→ Data supplied:
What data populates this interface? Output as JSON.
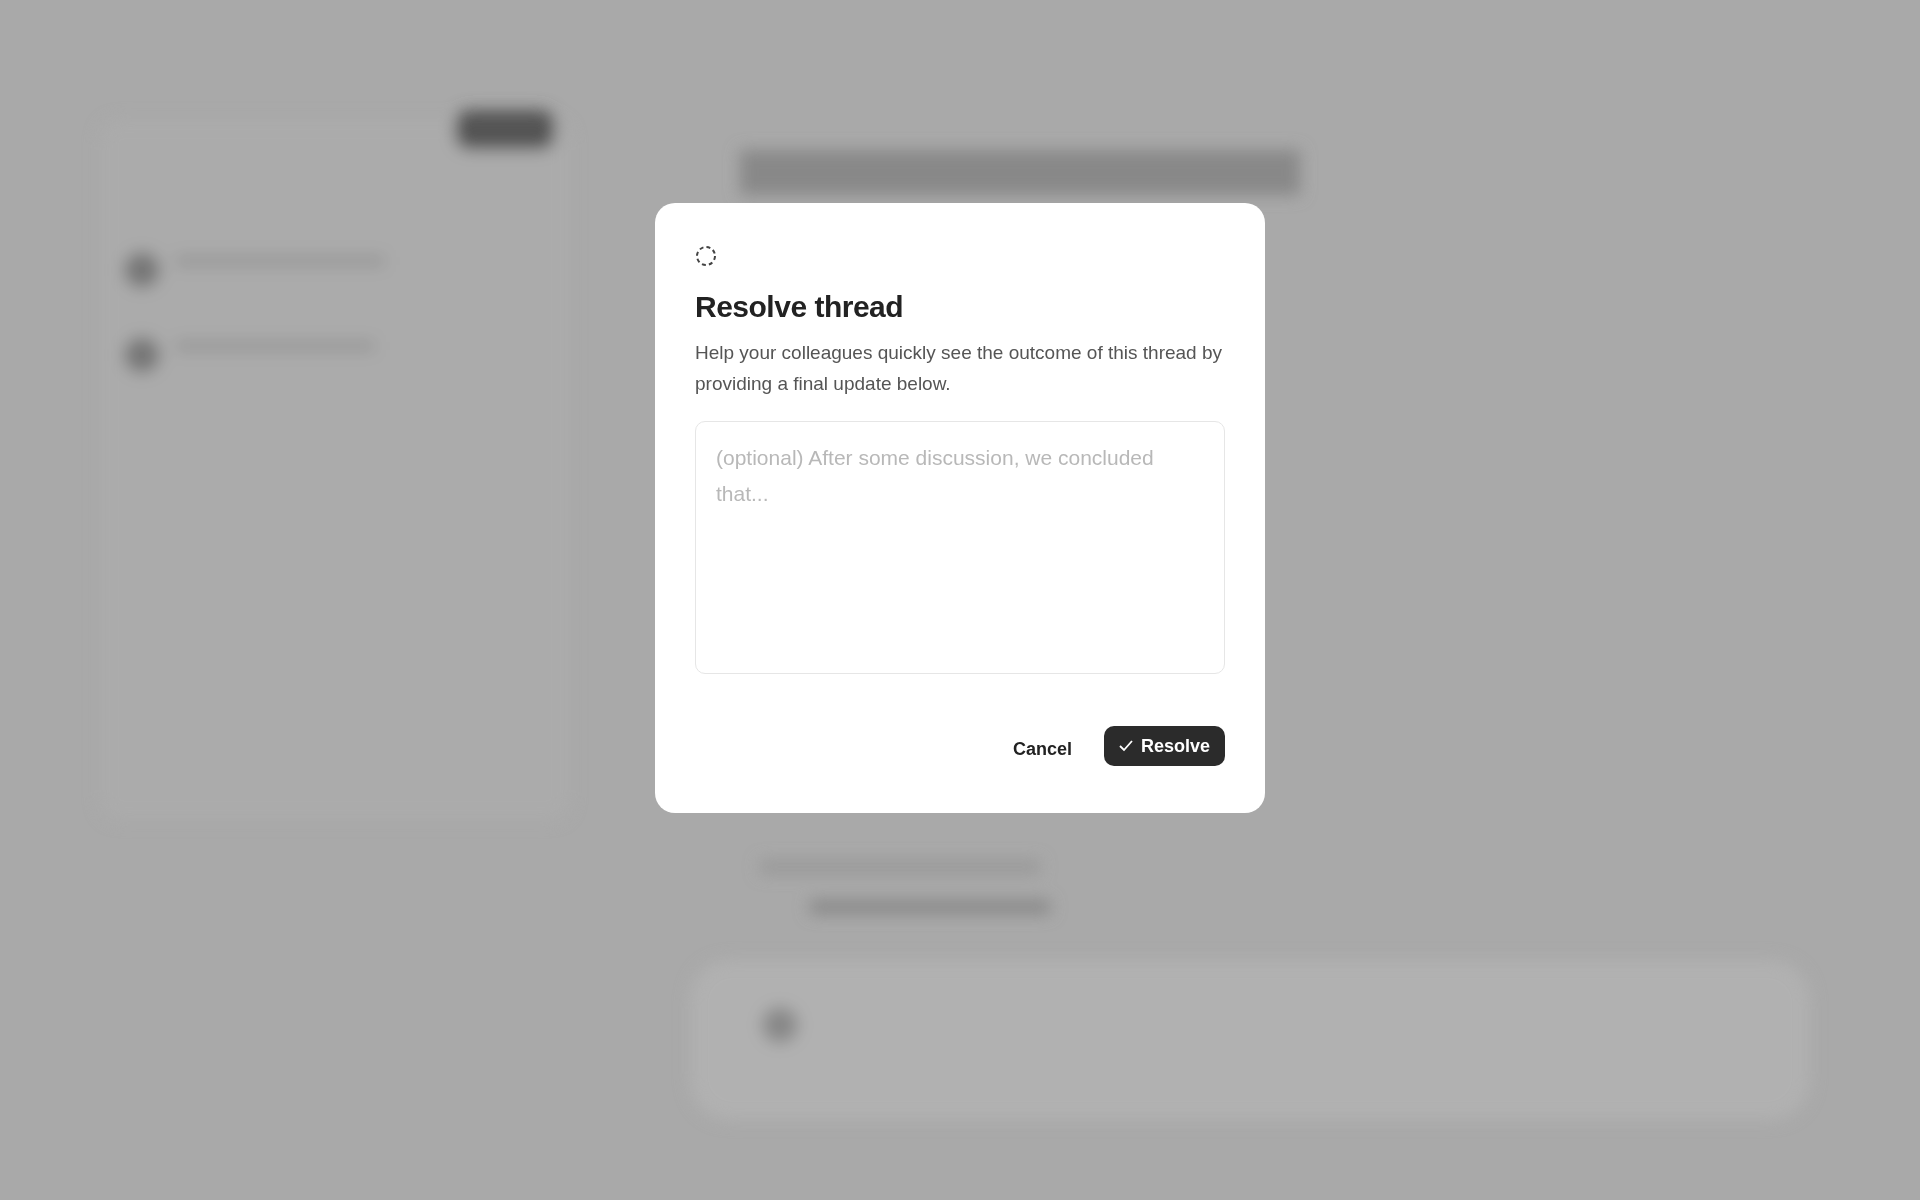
{
  "dialog": {
    "title": "Resolve thread",
    "description": "Help your colleagues quickly see the outcome of this thread by providing a final update below.",
    "field": {
      "placeholder": "(optional) After some discussion, we concluded that..."
    },
    "buttons": [
      {
        "label": "Cancel",
        "kind": "secondary"
      },
      {
        "label": "Resolve",
        "kind": "primary"
      }
    ]
  }
}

→ Requirement: Leave out the pictures and transcribe the entries above exactly.

→ Worked solution:
What data populates this interface? Output as JSON.
{
  "dialog": {
    "title": "Resolve thread",
    "description": "Help your colleagues quickly see the outcome of this thread by providing a final update below.",
    "field": {
      "placeholder": "(optional) After some discussion, we concluded that..."
    },
    "buttons": [
      {
        "label": "Cancel",
        "kind": "secondary"
      },
      {
        "label": "Resolve",
        "kind": "primary"
      }
    ]
  }
}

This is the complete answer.